— Begin —

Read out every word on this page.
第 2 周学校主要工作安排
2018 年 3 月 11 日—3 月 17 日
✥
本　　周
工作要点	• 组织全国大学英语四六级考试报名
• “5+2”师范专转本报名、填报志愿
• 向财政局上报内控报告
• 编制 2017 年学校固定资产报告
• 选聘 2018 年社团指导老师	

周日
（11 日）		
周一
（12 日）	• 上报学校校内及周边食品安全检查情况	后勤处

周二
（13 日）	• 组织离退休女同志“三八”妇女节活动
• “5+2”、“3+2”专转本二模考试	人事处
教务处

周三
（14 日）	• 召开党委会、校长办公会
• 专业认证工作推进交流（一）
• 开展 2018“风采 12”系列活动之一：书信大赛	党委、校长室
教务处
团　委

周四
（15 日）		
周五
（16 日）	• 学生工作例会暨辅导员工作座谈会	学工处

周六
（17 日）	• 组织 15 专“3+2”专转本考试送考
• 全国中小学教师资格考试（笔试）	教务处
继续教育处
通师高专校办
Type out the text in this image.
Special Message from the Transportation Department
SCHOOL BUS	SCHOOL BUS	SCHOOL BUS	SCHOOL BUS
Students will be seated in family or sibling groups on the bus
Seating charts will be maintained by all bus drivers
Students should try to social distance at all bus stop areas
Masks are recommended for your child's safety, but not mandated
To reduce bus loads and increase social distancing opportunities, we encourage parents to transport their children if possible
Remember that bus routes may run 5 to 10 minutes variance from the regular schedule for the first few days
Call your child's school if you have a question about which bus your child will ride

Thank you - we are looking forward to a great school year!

— End —
— Begin —

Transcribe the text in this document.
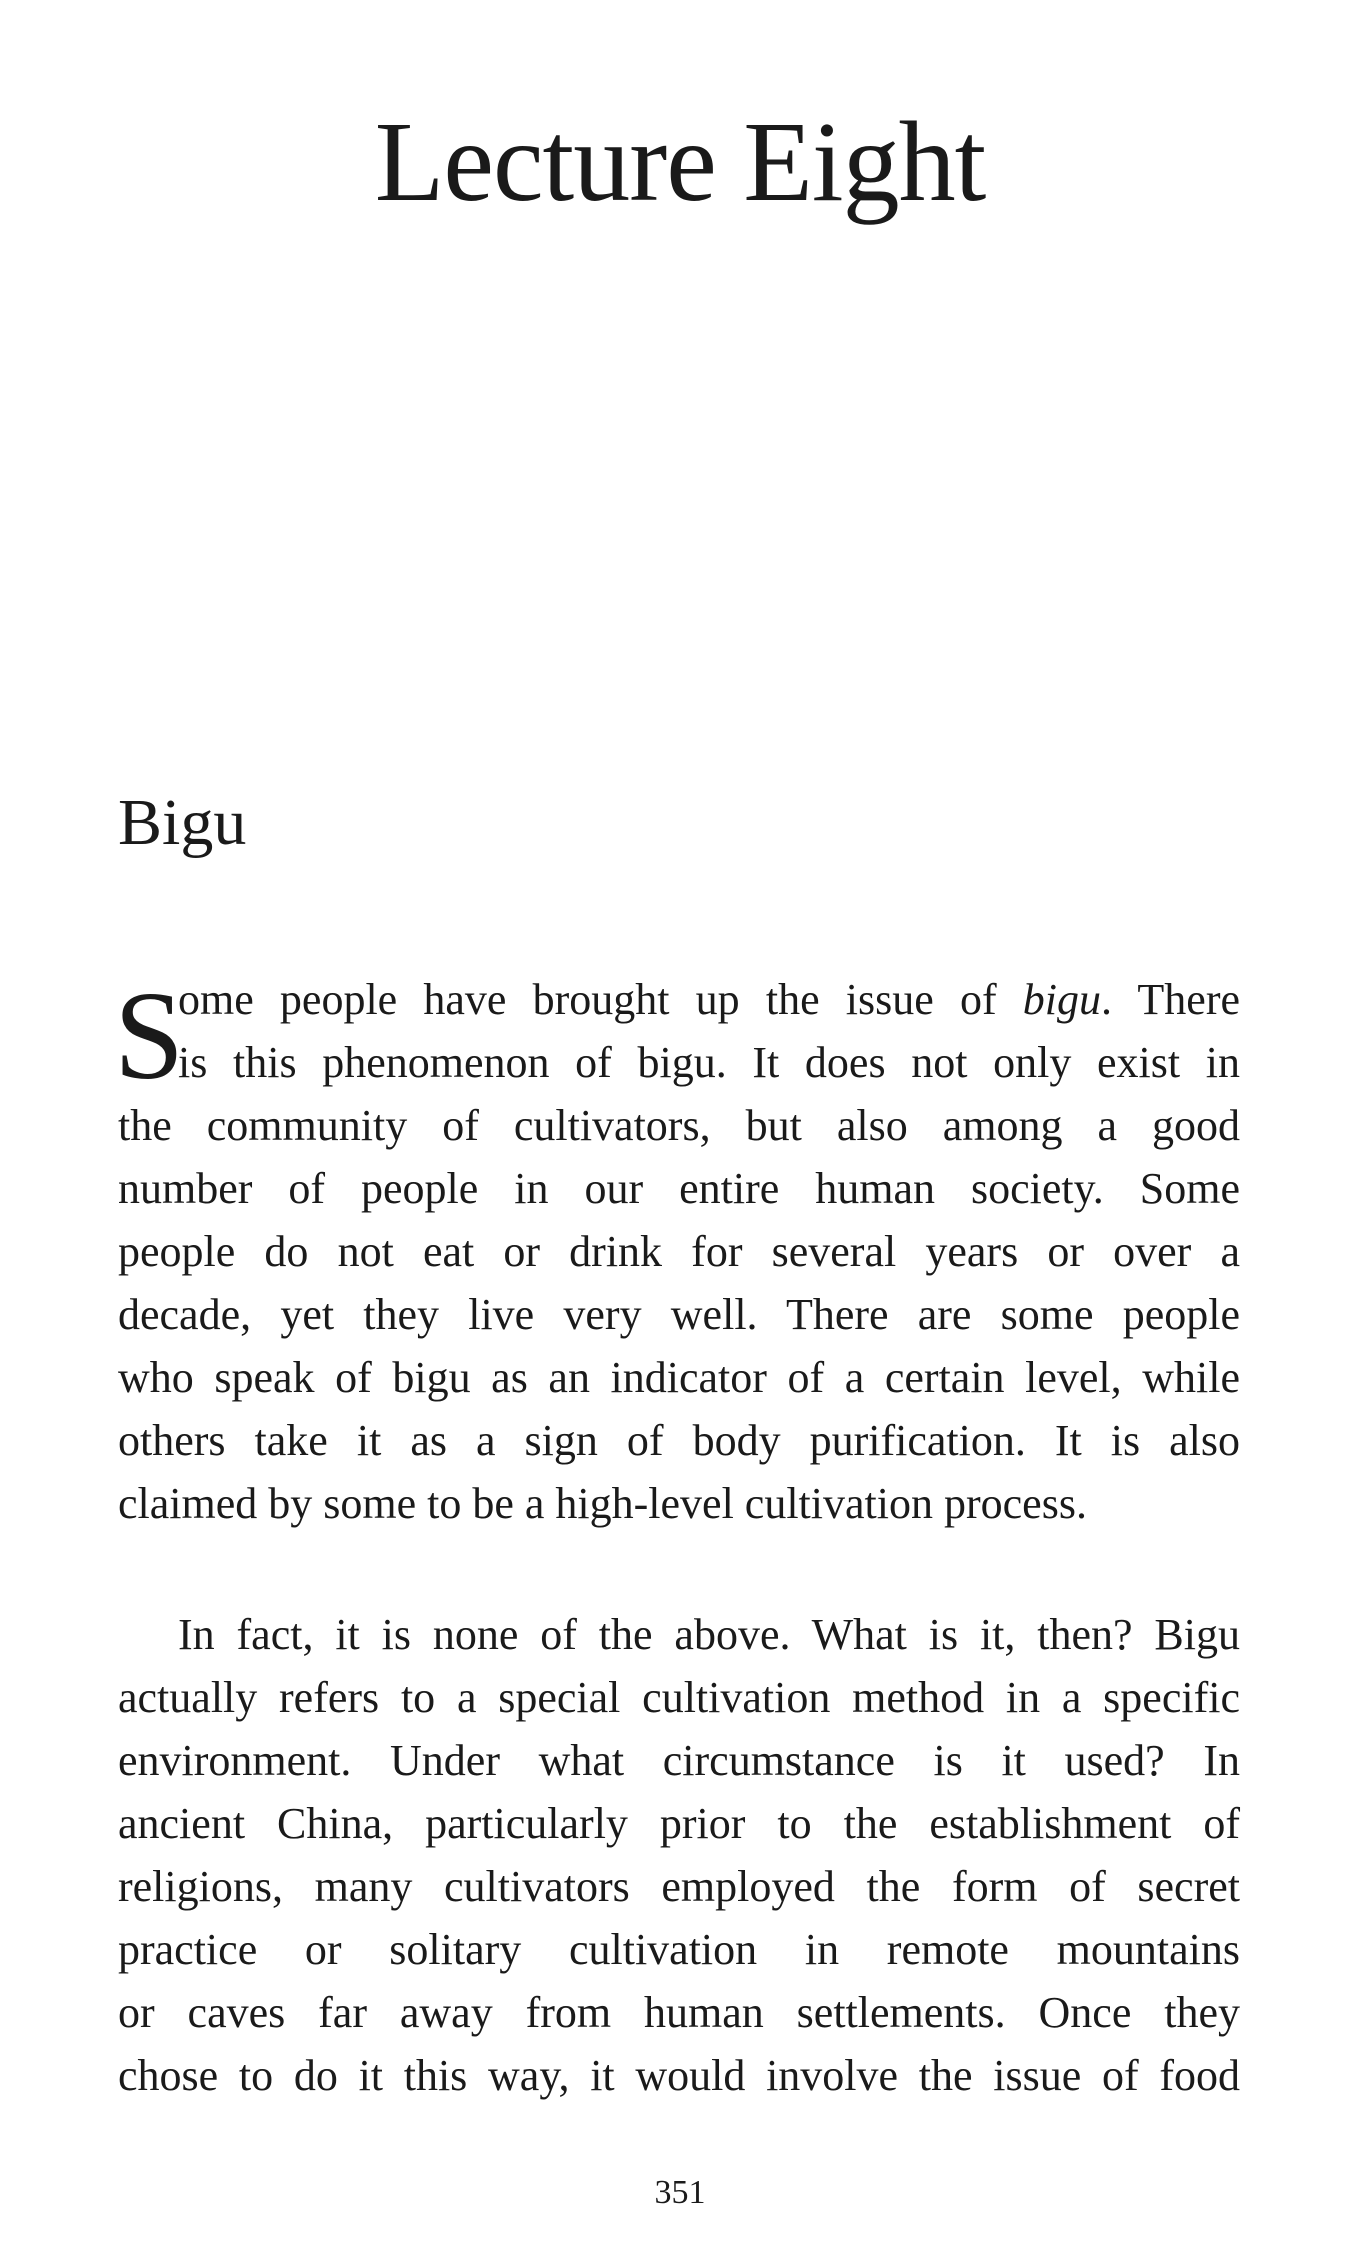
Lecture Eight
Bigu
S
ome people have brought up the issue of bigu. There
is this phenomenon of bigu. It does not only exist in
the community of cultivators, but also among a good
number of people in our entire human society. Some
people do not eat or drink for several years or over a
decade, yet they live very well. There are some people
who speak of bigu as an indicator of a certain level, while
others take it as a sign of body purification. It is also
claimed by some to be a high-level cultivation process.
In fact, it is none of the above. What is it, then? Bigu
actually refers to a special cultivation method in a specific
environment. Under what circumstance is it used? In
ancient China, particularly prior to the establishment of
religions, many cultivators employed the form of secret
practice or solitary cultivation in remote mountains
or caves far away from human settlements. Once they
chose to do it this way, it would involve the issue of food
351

— End —

- Task -
In the material above, find the lines that contain "level" and show them.

- Response below -
who speak of bigu as an indicator of a certain level, while
claimed by some to be a high-level cultivation process.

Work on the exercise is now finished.